Data lines

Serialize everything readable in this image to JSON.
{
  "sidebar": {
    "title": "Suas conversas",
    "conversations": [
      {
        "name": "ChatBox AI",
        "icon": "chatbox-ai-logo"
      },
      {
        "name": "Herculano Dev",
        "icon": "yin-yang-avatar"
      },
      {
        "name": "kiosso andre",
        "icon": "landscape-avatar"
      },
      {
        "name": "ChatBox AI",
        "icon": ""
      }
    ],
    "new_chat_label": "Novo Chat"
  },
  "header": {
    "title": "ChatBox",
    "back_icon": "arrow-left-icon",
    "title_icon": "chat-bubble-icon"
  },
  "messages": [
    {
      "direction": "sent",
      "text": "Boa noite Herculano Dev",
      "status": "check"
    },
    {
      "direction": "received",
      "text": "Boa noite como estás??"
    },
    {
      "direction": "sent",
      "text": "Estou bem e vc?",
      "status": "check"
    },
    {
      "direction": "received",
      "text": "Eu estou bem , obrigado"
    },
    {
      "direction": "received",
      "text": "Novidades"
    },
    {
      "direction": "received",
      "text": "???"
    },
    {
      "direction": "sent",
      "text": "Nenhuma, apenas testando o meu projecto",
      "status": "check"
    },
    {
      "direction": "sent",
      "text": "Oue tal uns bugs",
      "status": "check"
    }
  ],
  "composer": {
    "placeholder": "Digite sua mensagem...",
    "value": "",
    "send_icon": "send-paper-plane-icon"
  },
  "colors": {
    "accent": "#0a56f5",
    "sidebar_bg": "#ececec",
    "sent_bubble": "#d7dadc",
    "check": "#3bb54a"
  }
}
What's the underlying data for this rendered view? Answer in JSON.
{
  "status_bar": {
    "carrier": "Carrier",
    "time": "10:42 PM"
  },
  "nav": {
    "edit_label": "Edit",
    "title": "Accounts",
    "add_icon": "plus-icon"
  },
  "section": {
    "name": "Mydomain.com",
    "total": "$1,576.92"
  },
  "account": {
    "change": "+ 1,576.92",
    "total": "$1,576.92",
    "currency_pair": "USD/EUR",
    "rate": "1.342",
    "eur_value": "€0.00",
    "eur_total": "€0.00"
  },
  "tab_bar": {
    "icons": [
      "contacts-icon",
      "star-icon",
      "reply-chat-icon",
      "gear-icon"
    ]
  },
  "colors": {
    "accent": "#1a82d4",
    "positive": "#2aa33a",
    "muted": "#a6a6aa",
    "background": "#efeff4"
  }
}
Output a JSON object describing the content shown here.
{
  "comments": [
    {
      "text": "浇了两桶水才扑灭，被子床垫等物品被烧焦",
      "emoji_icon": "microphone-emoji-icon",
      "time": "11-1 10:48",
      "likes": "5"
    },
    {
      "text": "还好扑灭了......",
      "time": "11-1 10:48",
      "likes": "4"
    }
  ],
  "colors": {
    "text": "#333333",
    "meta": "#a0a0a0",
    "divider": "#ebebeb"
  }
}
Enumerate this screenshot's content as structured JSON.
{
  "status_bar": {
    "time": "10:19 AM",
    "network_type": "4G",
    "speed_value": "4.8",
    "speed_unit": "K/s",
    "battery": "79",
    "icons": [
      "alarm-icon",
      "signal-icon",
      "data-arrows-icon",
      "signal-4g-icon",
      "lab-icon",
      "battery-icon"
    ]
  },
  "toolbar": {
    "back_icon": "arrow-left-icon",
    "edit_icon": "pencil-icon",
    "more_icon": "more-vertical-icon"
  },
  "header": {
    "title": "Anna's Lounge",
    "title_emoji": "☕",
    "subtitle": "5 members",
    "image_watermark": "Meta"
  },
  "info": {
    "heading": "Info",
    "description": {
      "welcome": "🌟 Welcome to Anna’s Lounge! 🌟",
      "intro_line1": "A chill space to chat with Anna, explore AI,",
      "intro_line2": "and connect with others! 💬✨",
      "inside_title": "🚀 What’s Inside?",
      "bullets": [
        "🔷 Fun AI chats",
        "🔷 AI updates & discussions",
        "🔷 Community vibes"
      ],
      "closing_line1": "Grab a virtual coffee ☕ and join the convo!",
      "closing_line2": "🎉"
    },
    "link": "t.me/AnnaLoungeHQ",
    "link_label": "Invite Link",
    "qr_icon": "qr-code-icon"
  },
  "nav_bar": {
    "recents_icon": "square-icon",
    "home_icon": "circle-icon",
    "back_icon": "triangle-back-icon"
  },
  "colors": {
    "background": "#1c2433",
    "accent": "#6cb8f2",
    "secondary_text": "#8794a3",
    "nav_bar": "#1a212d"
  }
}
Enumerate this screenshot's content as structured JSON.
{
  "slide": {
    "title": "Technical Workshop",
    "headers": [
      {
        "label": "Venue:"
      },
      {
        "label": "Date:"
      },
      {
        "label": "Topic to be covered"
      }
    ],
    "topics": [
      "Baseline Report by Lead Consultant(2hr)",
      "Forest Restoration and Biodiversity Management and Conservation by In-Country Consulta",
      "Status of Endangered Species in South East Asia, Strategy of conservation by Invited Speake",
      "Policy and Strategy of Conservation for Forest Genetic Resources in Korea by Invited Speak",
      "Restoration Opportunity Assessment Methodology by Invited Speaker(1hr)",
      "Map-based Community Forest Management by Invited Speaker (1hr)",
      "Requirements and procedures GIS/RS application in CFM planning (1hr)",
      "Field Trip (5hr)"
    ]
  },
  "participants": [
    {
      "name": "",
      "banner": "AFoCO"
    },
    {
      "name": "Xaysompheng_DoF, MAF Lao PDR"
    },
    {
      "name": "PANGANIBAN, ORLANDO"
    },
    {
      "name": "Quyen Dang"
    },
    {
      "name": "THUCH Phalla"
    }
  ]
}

Directions
Print out every entry, keeping each one exact.

Result below
Serialize everything readable in this image to JSON.
{
  "sidebar": {
    "title": "Suas conversas",
    "conversations": [
      {
        "name": "ChatBox AI",
        "icon": "chatbox-ai-logo"
      },
      {
        "name": "Herculano Dev",
        "icon": "yin-yang-avatar"
      },
      {
        "name": "kiosso andre",
        "icon": "landscape-avatar"
      },
      {
        "name": "ChatBox AI",
        "icon": ""
      }
    ],
    "new_chat_label": "Novo Chat"
  },
  "header": {
    "title": "ChatBox",
    "back_icon": "arrow-left-icon",
    "title_icon": "chat-bubble-icon"
  },
  "messages": [
    {
      "direction": "sent",
      "text": "Boa noite Herculano Dev",
      "status": "check"
    },
    {
      "direction": "received",
      "text": "Boa noite como estás??"
    },
    {
      "direction": "sent",
      "text": "Estou bem e vc?",
      "status": "check"
    },
    {
      "direction": "received",
      "text": "Eu estou bem , obrigado"
    },
    {
      "direction": "received",
      "text": "Novidades"
    },
    {
      "direction": "received",
      "text": "???"
    },
    {
      "direction": "sent",
      "text": "Nenhuma, apenas testando o meu projecto",
      "status": "check"
    },
    {
      "direction": "sent",
      "text": "Oue tal uns bugs",
      "status": "check"
    }
  ],
  "composer": {
    "placeholder": "Digite sua mensagem...",
    "value": "",
    "send_icon": "send-paper-plane-icon"
  },
  "colors": {
    "accent": "#0a56f5",
    "sidebar_bg": "#ececec",
    "sent_bubble": "#d7dadc",
    "check": "#3bb54a"
  }
}
What's the underlying data for this rendered view? Answer in JSON.
{
  "status_bar": {
    "carrier": "Carrier",
    "time": "10:42 PM"
  },
  "nav": {
    "edit_label": "Edit",
    "title": "Accounts",
    "add_icon": "plus-icon"
  },
  "section": {
    "name": "Mydomain.com",
    "total": "$1,576.92"
  },
  "account": {
    "change": "+ 1,576.92",
    "total": "$1,576.92",
    "currency_pair": "USD/EUR",
    "rate": "1.342",
    "eur_value": "€0.00",
    "eur_total": "€0.00"
  },
  "tab_bar": {
    "icons": [
      "contacts-icon",
      "star-icon",
      "reply-chat-icon",
      "gear-icon"
    ]
  },
  "colors": {
    "accent": "#1a82d4",
    "positive": "#2aa33a",
    "muted": "#a6a6aa",
    "background": "#efeff4"
  }
}
Output a JSON object describing the content shown here.
{
  "comments": [
    {
      "text": "浇了两桶水才扑灭，被子床垫等物品被烧焦",
      "emoji_icon": "microphone-emoji-icon",
      "time": "11-1 10:48",
      "likes": "5"
    },
    {
      "text": "还好扑灭了......",
      "time": "11-1 10:48",
      "likes": "4"
    }
  ],
  "colors": {
    "text": "#333333",
    "meta": "#a0a0a0",
    "divider": "#ebebeb"
  }
}
Enumerate this screenshot's content as structured JSON.
{
  "status_bar": {
    "time": "10:19 AM",
    "network_type": "4G",
    "speed_value": "4.8",
    "speed_unit": "K/s",
    "battery": "79",
    "icons": [
      "alarm-icon",
      "signal-icon",
      "data-arrows-icon",
      "signal-4g-icon",
      "lab-icon",
      "battery-icon"
    ]
  },
  "toolbar": {
    "back_icon": "arrow-left-icon",
    "edit_icon": "pencil-icon",
    "more_icon": "more-vertical-icon"
  },
  "header": {
    "title": "Anna's Lounge",
    "title_emoji": "☕",
    "subtitle": "5 members",
    "image_watermark": "Meta"
  },
  "info": {
    "heading": "Info",
    "description": {
      "welcome": "🌟 Welcome to Anna’s Lounge! 🌟",
      "intro_line1": "A chill space to chat with Anna, explore AI,",
      "intro_line2": "and connect with others! 💬✨",
      "inside_title": "🚀 What’s Inside?",
      "bullets": [
        "🔷 Fun AI chats",
        "🔷 AI updates & discussions",
        "🔷 Community vibes"
      ],
      "closing_line1": "Grab a virtual coffee ☕ and join the convo!",
      "closing_line2": "🎉"
    },
    "link": "t.me/AnnaLoungeHQ",
    "link_label": "Invite Link",
    "qr_icon": "qr-code-icon"
  },
  "nav_bar": {
    "recents_icon": "square-icon",
    "home_icon": "circle-icon",
    "back_icon": "triangle-back-icon"
  },
  "colors": {
    "background": "#1c2433",
    "accent": "#6cb8f2",
    "secondary_text": "#8794a3",
    "nav_bar": "#1a212d"
  }
}
Enumerate this screenshot's content as structured JSON.
{
  "slide": {
    "title": "Technical Workshop",
    "headers": [
      {
        "label": "Venue:"
      },
      {
        "label": "Date:"
      },
      {
        "label": "Topic to be covered"
      }
    ],
    "topics": [
      "Baseline Report by Lead Consultant(2hr)",
      "Forest Restoration and Biodiversity Management and Conservation by In-Country Consulta",
      "Status of Endangered Species in South East Asia, Strategy of conservation by Invited Speake",
      "Policy and Strategy of Conservation for Forest Genetic Resources in Korea by Invited Speak",
      "Restoration Opportunity Assessment Methodology by Invited Speaker(1hr)",
      "Map-based Community Forest Management by Invited Speaker (1hr)",
      "Requirements and procedures GIS/RS application in CFM planning (1hr)",
      "Field Trip (5hr)"
    ]
  },
  "participants": [
    {
      "name": "",
      "banner": "AFoCO"
    },
    {
      "name": "Xaysompheng_DoF, MAF Lao PDR"
    },
    {
      "name": "PANGANIBAN, ORLANDO"
    },
    {
      "name": "Quyen Dang"
    },
    {
      "name": "THUCH Phalla"
    }
  ]
}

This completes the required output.